## SET PROBLEM
For this exercise, repeat all of the material verbatim apart from its images.

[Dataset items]
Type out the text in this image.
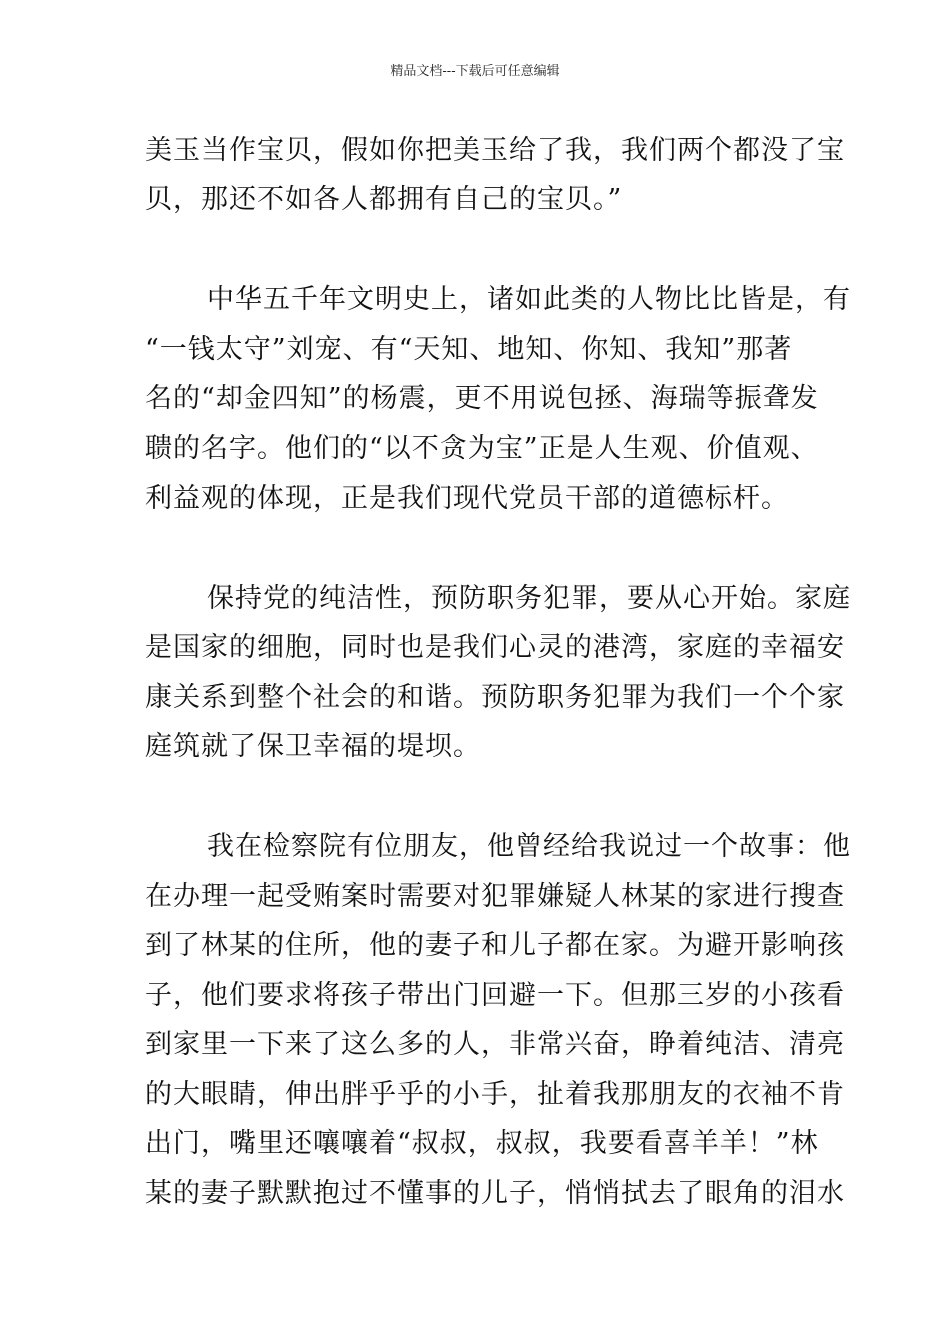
精品文档---下载后可任意编辑
美玉当作宝贝，假如你把美玉给了我，我们两个都没了宝
贝，那还不如各人都拥有自己的宝贝。”
中华五千年文明史上，诸如此类的人物比比皆是，有
“一钱太守”刘宠、有“天知、地知、你知、我知”那著
名的“却金四知”的杨震，更不用说包拯、海瑞等振聋发
聩的名字。他们的“以不贪为宝”正是人生观、价值观、
利益观的体现，正是我们现代党员干部的道德标杆。
保持党的纯洁性，预防职务犯罪，要从心开始。家庭
是国家的细胞，同时也是我们心灵的港湾，家庭的幸福安
康关系到整个社会的和谐。预防职务犯罪为我们一个个家
庭筑就了保卫幸福的堤坝。
我在检察院有位朋友，他曾经给我说过一个故事：他
在办理一起受贿案时需要对犯罪嫌疑人林某的家进行搜查
到了林某的住所，他的妻子和儿子都在家。为避开影响孩
子，他们要求将孩子带出门回避一下。但那三岁的小孩看
到家里一下来了这么多的人，非常兴奋，睁着纯洁、清亮
的大眼睛，伸出胖乎乎的小手，扯着我那朋友的衣袖不肯
出门，嘴里还嚷嚷着“叔叔，叔叔，我要看喜羊羊！”林
某的妻子默默抱过不懂事的儿子，悄悄拭去了眼角的泪水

## REPLY
Type out the text in this image.
精品文档---下载后可任意编辑
美玉当作宝贝，假如你把美玉给了我，我们两个都没了宝
贝，那还不如各人都拥有自己的宝贝。”
中华五千年文明史上，诸如此类的人物比比皆是，有
“一钱太守”刘宠、有“天知、地知、你知、我知”那著
名的“却金四知”的杨震，更不用说包拯、海瑞等振聋发
聩的名字。他们的“以不贪为宝”正是人生观、价值观、
利益观的体现，正是我们现代党员干部的道德标杆。
保持党的纯洁性，预防职务犯罪，要从心开始。家庭
是国家的细胞，同时也是我们心灵的港湾，家庭的幸福安
康关系到整个社会的和谐。预防职务犯罪为我们一个个家
庭筑就了保卫幸福的堤坝。
我在检察院有位朋友，他曾经给我说过一个故事：他
在办理一起受贿案时需要对犯罪嫌疑人林某的家进行搜查
到了林某的住所，他的妻子和儿子都在家。为避开影响孩
子，他们要求将孩子带出门回避一下。但那三岁的小孩看
到家里一下来了这么多的人，非常兴奋，睁着纯洁、清亮
的大眼睛，伸出胖乎乎的小手，扯着我那朋友的衣袖不肯
出门，嘴里还嚷嚷着“叔叔，叔叔，我要看喜羊羊！”林
某的妻子默默抱过不懂事的儿子，悄悄拭去了眼角的泪水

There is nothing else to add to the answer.